------ Source records ------
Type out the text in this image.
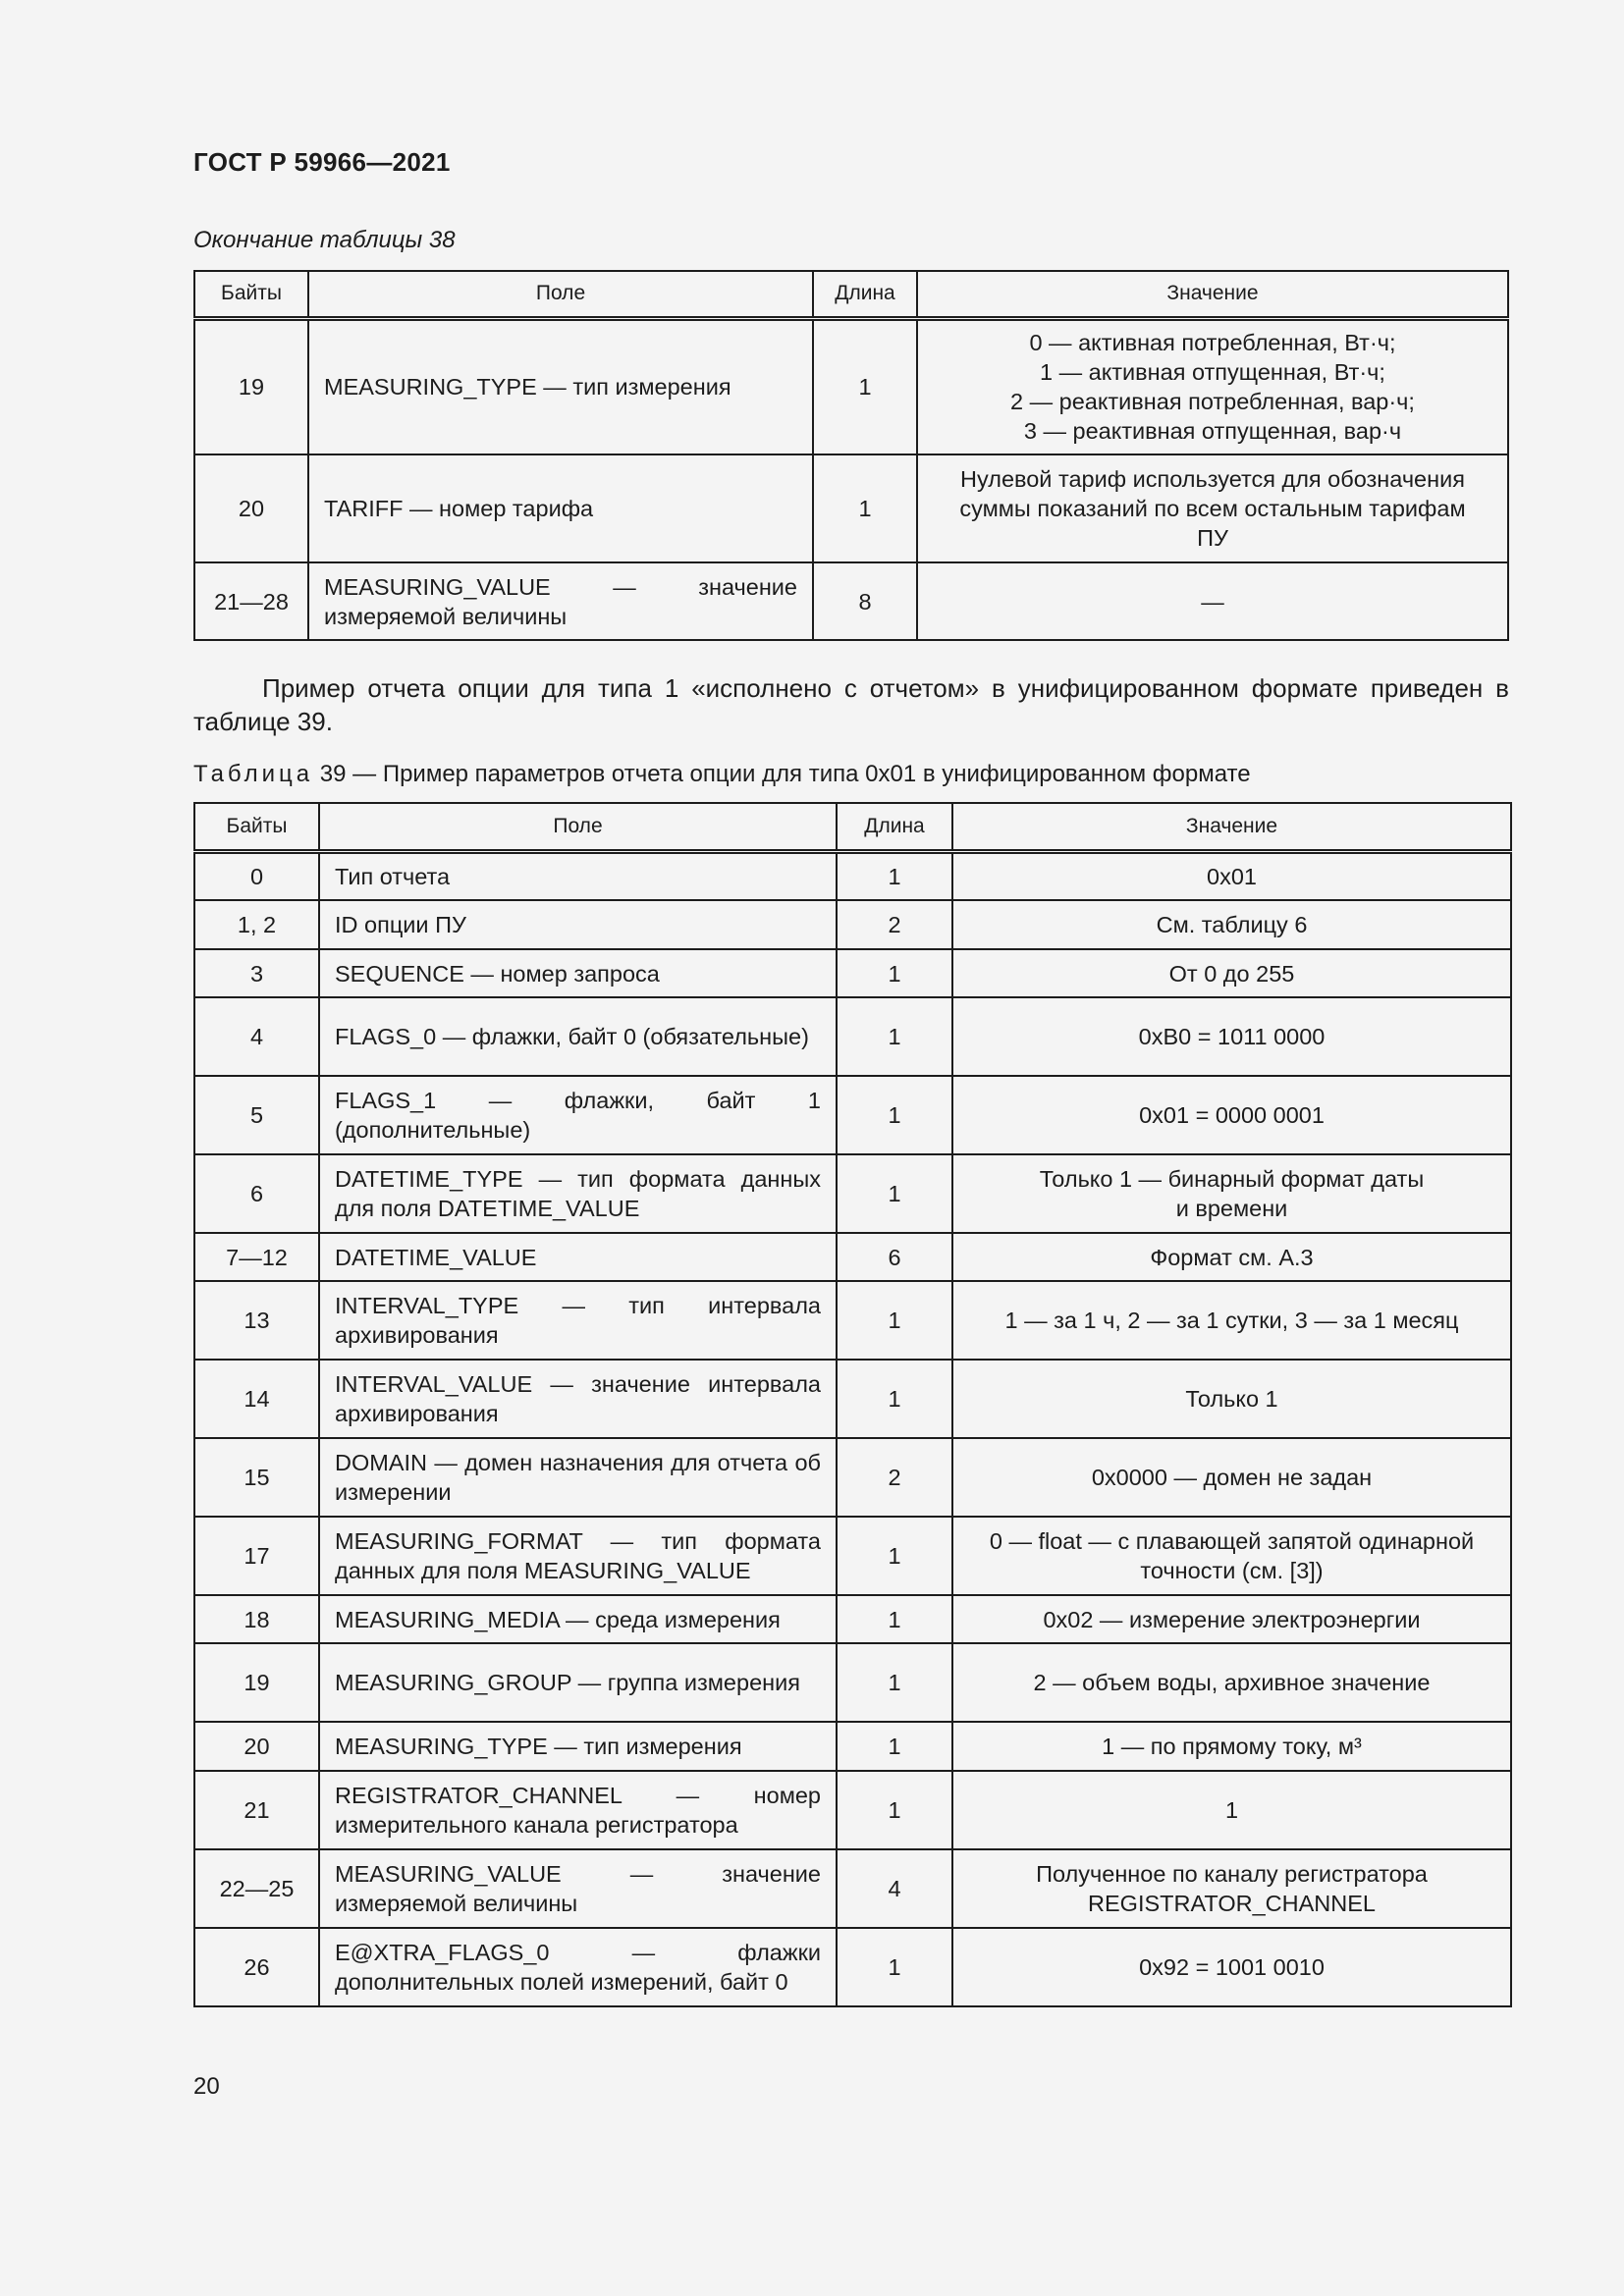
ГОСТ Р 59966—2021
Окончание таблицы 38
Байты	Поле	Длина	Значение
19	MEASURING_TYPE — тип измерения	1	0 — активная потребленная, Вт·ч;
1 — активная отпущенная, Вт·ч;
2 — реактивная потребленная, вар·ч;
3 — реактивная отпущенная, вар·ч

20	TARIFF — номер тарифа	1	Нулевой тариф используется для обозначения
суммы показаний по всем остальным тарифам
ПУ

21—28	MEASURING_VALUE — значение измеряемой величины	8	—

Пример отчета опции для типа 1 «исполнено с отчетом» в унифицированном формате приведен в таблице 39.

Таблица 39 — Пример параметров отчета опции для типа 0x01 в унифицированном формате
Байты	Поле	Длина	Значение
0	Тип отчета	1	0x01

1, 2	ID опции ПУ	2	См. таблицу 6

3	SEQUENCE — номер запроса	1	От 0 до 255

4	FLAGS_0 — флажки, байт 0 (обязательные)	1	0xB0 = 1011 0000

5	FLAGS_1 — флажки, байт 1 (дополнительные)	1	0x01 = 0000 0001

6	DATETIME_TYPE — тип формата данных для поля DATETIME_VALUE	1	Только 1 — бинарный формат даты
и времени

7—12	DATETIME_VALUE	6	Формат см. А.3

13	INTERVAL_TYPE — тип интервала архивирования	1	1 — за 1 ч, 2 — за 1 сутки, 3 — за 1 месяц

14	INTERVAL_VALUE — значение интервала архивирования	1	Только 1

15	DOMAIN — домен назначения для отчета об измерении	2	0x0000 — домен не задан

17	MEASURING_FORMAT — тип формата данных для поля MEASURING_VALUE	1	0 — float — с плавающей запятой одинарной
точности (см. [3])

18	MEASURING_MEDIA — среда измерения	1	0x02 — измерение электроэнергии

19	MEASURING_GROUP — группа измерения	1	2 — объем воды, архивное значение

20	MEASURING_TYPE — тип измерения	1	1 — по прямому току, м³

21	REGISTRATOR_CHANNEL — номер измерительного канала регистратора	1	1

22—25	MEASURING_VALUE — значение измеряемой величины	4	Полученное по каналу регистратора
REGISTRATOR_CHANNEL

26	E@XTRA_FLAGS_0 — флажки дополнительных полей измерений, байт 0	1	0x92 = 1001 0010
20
------
------ Source records ------
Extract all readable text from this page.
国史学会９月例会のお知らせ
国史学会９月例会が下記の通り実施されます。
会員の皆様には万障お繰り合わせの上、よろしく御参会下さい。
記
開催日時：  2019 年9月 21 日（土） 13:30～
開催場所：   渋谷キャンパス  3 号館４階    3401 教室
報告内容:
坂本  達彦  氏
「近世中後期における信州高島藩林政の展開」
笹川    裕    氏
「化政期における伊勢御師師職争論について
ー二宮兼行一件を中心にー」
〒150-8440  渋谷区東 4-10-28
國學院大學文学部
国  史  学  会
------
| Your objective |
Pick out all lines containing the string "архивирования".

| The result |
13	INTERVAL_TYPE — тип интервала архивирования	1	1 — за 1 ч, 2 — за 1 сутки, 3 — за 1 месяц
14	INTERVAL_VALUE — значение интервала архивирования	1	Только 1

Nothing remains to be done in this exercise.